=== Problem statement ===
Repeat, exactly and completely, the entries shown underneath.

[start]

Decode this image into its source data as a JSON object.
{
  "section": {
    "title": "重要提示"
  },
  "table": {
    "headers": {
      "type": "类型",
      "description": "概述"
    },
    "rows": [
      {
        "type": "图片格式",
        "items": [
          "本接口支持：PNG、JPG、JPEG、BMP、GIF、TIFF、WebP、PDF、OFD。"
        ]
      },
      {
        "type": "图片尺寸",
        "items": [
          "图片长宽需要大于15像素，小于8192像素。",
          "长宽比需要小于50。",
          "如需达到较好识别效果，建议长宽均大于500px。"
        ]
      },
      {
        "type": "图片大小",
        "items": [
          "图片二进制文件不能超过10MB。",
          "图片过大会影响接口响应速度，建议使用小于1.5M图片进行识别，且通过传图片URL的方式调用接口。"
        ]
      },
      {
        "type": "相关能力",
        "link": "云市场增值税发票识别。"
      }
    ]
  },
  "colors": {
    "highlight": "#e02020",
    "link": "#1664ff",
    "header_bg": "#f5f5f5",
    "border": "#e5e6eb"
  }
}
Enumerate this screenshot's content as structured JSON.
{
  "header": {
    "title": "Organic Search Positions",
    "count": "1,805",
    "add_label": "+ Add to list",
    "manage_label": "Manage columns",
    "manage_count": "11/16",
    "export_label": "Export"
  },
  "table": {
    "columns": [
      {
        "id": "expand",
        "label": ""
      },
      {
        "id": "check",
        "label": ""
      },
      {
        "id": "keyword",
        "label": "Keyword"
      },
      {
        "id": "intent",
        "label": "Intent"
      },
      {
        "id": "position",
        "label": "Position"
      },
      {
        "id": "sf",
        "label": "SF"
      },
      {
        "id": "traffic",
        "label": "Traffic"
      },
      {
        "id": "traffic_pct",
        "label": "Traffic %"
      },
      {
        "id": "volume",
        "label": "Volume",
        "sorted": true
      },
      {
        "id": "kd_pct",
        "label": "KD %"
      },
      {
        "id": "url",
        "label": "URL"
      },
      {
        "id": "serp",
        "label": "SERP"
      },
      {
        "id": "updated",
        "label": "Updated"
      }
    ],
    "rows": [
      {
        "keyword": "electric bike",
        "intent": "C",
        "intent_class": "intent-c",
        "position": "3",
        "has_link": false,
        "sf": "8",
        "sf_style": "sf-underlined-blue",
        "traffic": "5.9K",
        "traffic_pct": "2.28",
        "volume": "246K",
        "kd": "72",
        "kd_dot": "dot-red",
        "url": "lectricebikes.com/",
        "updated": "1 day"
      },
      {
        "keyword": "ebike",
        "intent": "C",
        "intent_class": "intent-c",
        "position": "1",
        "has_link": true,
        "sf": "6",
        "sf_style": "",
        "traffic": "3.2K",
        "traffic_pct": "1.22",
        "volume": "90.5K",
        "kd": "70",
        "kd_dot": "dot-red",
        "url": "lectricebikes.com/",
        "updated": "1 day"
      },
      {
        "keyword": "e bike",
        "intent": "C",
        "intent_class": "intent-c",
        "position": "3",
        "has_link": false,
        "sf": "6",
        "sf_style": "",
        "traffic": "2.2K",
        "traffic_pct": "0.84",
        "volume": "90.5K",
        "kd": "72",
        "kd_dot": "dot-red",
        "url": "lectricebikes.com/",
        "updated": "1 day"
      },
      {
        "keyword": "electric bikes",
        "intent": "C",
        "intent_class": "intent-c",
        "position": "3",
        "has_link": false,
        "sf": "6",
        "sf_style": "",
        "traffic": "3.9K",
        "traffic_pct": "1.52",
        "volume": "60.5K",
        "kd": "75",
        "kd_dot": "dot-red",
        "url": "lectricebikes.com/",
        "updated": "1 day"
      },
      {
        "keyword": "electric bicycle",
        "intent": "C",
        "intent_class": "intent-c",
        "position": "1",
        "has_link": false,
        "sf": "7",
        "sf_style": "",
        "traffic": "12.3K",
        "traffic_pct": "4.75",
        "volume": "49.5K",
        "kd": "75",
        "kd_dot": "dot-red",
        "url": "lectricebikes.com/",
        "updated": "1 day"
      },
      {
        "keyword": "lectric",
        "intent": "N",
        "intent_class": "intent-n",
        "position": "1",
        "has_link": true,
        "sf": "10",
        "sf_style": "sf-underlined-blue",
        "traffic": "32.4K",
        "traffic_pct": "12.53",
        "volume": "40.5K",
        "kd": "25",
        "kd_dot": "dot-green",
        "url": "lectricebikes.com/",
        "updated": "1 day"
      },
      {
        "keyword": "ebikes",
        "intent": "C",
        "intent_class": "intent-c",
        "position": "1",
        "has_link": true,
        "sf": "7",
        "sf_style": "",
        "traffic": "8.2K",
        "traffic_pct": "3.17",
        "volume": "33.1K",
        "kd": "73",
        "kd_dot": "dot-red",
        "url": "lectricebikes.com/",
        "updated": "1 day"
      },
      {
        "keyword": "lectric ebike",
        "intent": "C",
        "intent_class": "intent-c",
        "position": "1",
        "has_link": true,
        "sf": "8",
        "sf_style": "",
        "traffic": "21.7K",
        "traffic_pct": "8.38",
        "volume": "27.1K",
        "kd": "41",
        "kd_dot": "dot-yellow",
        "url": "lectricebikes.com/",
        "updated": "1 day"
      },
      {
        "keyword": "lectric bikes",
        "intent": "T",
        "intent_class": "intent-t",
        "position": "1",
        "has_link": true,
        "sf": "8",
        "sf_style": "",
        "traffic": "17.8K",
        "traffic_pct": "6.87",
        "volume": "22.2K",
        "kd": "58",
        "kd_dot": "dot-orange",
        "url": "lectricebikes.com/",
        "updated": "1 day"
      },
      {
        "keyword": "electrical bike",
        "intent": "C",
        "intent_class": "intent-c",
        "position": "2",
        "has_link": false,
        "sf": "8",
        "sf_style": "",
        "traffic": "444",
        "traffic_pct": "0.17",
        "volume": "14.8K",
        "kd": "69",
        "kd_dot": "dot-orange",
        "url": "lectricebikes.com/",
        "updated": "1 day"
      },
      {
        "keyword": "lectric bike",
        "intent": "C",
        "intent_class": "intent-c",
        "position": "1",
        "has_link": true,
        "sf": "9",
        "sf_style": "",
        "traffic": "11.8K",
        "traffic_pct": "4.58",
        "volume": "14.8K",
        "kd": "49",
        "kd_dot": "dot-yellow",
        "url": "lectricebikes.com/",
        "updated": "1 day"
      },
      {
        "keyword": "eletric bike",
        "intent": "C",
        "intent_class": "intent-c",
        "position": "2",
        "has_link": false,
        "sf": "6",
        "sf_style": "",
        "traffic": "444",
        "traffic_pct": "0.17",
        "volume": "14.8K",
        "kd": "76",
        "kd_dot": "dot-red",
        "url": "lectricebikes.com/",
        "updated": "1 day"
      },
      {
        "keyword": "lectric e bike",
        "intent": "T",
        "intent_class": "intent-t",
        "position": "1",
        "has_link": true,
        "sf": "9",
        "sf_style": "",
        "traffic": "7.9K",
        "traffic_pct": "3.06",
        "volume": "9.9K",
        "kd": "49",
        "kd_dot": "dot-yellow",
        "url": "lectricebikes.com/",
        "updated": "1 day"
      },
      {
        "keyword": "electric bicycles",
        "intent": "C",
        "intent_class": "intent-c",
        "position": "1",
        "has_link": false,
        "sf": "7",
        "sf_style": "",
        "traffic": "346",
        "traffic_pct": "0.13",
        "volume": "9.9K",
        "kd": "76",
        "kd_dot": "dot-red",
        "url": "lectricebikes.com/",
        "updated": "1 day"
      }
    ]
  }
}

[end]

=== Response to this exercise ===
Decode this image into its source data as a JSON object.
{
  "section": {
    "title": "重要提示"
  },
  "table": {
    "headers": {
      "type": "类型",
      "description": "概述"
    },
    "rows": [
      {
        "type": "图片格式",
        "items": [
          "本接口支持：PNG、JPG、JPEG、BMP、GIF、TIFF、WebP、PDF、OFD。"
        ]
      },
      {
        "type": "图片尺寸",
        "items": [
          "图片长宽需要大于15像素，小于8192像素。",
          "长宽比需要小于50。",
          "如需达到较好识别效果，建议长宽均大于500px。"
        ]
      },
      {
        "type": "图片大小",
        "items": [
          "图片二进制文件不能超过10MB。",
          "图片过大会影响接口响应速度，建议使用小于1.5M图片进行识别，且通过传图片URL的方式调用接口。"
        ]
      },
      {
        "type": "相关能力",
        "link": "云市场增值税发票识别。"
      }
    ]
  },
  "colors": {
    "highlight": "#e02020",
    "link": "#1664ff",
    "header_bg": "#f5f5f5",
    "border": "#e5e6eb"
  }
}
Enumerate this screenshot's content as structured JSON.
{
  "header": {
    "title": "Organic Search Positions",
    "count": "1,805",
    "add_label": "+ Add to list",
    "manage_label": "Manage columns",
    "manage_count": "11/16",
    "export_label": "Export"
  },
  "table": {
    "columns": [
      {
        "id": "expand",
        "label": ""
      },
      {
        "id": "check",
        "label": ""
      },
      {
        "id": "keyword",
        "label": "Keyword"
      },
      {
        "id": "intent",
        "label": "Intent"
      },
      {
        "id": "position",
        "label": "Position"
      },
      {
        "id": "sf",
        "label": "SF"
      },
      {
        "id": "traffic",
        "label": "Traffic"
      },
      {
        "id": "traffic_pct",
        "label": "Traffic %"
      },
      {
        "id": "volume",
        "label": "Volume",
        "sorted": true
      },
      {
        "id": "kd_pct",
        "label": "KD %"
      },
      {
        "id": "url",
        "label": "URL"
      },
      {
        "id": "serp",
        "label": "SERP"
      },
      {
        "id": "updated",
        "label": "Updated"
      }
    ],
    "rows": [
      {
        "keyword": "electric bike",
        "intent": "C",
        "intent_class": "intent-c",
        "position": "3",
        "has_link": false,
        "sf": "8",
        "sf_style": "sf-underlined-blue",
        "traffic": "5.9K",
        "traffic_pct": "2.28",
        "volume": "246K",
        "kd": "72",
        "kd_dot": "dot-red",
        "url": "lectricebikes.com/",
        "updated": "1 day"
      },
      {
        "keyword": "ebike",
        "intent": "C",
        "intent_class": "intent-c",
        "position": "1",
        "has_link": true,
        "sf": "6",
        "sf_style": "",
        "traffic": "3.2K",
        "traffic_pct": "1.22",
        "volume": "90.5K",
        "kd": "70",
        "kd_dot": "dot-red",
        "url": "lectricebikes.com/",
        "updated": "1 day"
      },
      {
        "keyword": "e bike",
        "intent": "C",
        "intent_class": "intent-c",
        "position": "3",
        "has_link": false,
        "sf": "6",
        "sf_style": "",
        "traffic": "2.2K",
        "traffic_pct": "0.84",
        "volume": "90.5K",
        "kd": "72",
        "kd_dot": "dot-red",
        "url": "lectricebikes.com/",
        "updated": "1 day"
      },
      {
        "keyword": "electric bikes",
        "intent": "C",
        "intent_class": "intent-c",
        "position": "3",
        "has_link": false,
        "sf": "6",
        "sf_style": "",
        "traffic": "3.9K",
        "traffic_pct": "1.52",
        "volume": "60.5K",
        "kd": "75",
        "kd_dot": "dot-red",
        "url": "lectricebikes.com/",
        "updated": "1 day"
      },
      {
        "keyword": "electric bicycle",
        "intent": "C",
        "intent_class": "intent-c",
        "position": "1",
        "has_link": false,
        "sf": "7",
        "sf_style": "",
        "traffic": "12.3K",
        "traffic_pct": "4.75",
        "volume": "49.5K",
        "kd": "75",
        "kd_dot": "dot-red",
        "url": "lectricebikes.com/",
        "updated": "1 day"
      },
      {
        "keyword": "lectric",
        "intent": "N",
        "intent_class": "intent-n",
        "position": "1",
        "has_link": true,
        "sf": "10",
        "sf_style": "sf-underlined-blue",
        "traffic": "32.4K",
        "traffic_pct": "12.53",
        "volume": "40.5K",
        "kd": "25",
        "kd_dot": "dot-green",
        "url": "lectricebikes.com/",
        "updated": "1 day"
      },
      {
        "keyword": "ebikes",
        "intent": "C",
        "intent_class": "intent-c",
        "position": "1",
        "has_link": true,
        "sf": "7",
        "sf_style": "",
        "traffic": "8.2K",
        "traffic_pct": "3.17",
        "volume": "33.1K",
        "kd": "73",
        "kd_dot": "dot-red",
        "url": "lectricebikes.com/",
        "updated": "1 day"
      },
      {
        "keyword": "lectric ebike",
        "intent": "C",
        "intent_class": "intent-c",
        "position": "1",
        "has_link": true,
        "sf": "8",
        "sf_style": "",
        "traffic": "21.7K",
        "traffic_pct": "8.38",
        "volume": "27.1K",
        "kd": "41",
        "kd_dot": "dot-yellow",
        "url": "lectricebikes.com/",
        "updated": "1 day"
      },
      {
        "keyword": "lectric bikes",
        "intent": "T",
        "intent_class": "intent-t",
        "position": "1",
        "has_link": true,
        "sf": "8",
        "sf_style": "",
        "traffic": "17.8K",
        "traffic_pct": "6.87",
        "volume": "22.2K",
        "kd": "58",
        "kd_dot": "dot-orange",
        "url": "lectricebikes.com/",
        "updated": "1 day"
      },
      {
        "keyword": "electrical bike",
        "intent": "C",
        "intent_class": "intent-c",
        "position": "2",
        "has_link": false,
        "sf": "8",
        "sf_style": "",
        "traffic": "444",
        "traffic_pct": "0.17",
        "volume": "14.8K",
        "kd": "69",
        "kd_dot": "dot-orange",
        "url": "lectricebikes.com/",
        "updated": "1 day"
      },
      {
        "keyword": "lectric bike",
        "intent": "C",
        "intent_class": "intent-c",
        "position": "1",
        "has_link": true,
        "sf": "9",
        "sf_style": "",
        "traffic": "11.8K",
        "traffic_pct": "4.58",
        "volume": "14.8K",
        "kd": "49",
        "kd_dot": "dot-yellow",
        "url": "lectricebikes.com/",
        "updated": "1 day"
      },
      {
        "keyword": "eletric bike",
        "intent": "C",
        "intent_class": "intent-c",
        "position": "2",
        "has_link": false,
        "sf": "6",
        "sf_style": "",
        "traffic": "444",
        "traffic_pct": "0.17",
        "volume": "14.8K",
        "kd": "76",
        "kd_dot": "dot-red",
        "url": "lectricebikes.com/",
        "updated": "1 day"
      },
      {
        "keyword": "lectric e bike",
        "intent": "T",
        "intent_class": "intent-t",
        "position": "1",
        "has_link": true,
        "sf": "9",
        "sf_style": "",
        "traffic": "7.9K",
        "traffic_pct": "3.06",
        "volume": "9.9K",
        "kd": "49",
        "kd_dot": "dot-yellow",
        "url": "lectricebikes.com/",
        "updated": "1 day"
      },
      {
        "keyword": "electric bicycles",
        "intent": "C",
        "intent_class": "intent-c",
        "position": "1",
        "has_link": false,
        "sf": "7",
        "sf_style": "",
        "traffic": "346",
        "traffic_pct": "0.13",
        "volume": "9.9K",
        "kd": "76",
        "kd_dot": "dot-red",
        "url": "lectricebikes.com/",
        "updated": "1 day"
      }
    ]
  }
}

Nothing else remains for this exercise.